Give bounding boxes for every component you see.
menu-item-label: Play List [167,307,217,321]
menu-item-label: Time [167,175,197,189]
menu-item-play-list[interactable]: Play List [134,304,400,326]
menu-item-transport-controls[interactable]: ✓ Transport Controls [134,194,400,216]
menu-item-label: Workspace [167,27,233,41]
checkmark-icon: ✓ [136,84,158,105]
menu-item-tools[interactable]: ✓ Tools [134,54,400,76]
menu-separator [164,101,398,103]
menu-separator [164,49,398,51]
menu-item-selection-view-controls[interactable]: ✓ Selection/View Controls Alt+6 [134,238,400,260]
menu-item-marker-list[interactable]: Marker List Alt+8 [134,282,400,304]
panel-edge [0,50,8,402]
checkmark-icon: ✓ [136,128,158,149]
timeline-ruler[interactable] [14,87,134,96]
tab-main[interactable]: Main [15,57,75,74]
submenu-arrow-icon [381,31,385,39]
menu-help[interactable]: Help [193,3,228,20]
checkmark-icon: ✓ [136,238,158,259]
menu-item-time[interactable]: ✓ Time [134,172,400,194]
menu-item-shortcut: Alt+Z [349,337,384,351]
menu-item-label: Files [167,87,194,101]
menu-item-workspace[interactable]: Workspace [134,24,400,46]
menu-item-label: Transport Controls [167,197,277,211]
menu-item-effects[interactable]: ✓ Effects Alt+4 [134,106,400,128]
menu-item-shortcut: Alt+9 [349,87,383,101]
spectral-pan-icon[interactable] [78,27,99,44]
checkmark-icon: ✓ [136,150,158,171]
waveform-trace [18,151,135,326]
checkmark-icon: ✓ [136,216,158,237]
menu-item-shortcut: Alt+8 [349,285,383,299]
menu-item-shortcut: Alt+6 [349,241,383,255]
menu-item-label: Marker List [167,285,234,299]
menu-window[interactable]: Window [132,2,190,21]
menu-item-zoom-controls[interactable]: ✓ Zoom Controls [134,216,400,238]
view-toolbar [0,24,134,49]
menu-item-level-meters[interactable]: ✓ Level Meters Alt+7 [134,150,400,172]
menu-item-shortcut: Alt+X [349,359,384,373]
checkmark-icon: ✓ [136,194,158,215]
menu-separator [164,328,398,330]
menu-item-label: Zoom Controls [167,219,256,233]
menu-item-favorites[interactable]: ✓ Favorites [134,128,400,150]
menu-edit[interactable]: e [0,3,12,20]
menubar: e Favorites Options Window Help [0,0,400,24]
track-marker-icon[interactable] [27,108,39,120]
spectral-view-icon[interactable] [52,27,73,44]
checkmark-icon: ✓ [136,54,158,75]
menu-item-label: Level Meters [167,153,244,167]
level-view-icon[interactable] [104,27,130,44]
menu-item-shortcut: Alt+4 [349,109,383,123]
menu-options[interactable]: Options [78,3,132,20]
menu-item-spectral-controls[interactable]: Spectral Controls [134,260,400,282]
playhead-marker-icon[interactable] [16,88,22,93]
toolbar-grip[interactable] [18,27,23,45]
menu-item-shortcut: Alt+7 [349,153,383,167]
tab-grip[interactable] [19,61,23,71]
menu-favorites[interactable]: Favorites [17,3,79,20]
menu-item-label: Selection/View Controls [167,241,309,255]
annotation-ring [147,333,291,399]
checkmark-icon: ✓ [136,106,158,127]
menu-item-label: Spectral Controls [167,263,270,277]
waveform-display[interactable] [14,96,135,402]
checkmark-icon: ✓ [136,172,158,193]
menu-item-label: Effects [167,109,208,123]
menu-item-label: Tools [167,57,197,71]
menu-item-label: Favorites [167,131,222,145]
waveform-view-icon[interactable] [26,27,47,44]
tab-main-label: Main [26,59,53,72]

» **INSTRUCTIONS TO FOLLOW**: Report every row above that contains the string "Zoom", copying each such row in full.

» **THE ANSWER**:
menu-item-zoom-controls[interactable]: ✓ Zoom Controls [134,216,400,238]
menu-item-label: Zoom Controls [167,219,256,233]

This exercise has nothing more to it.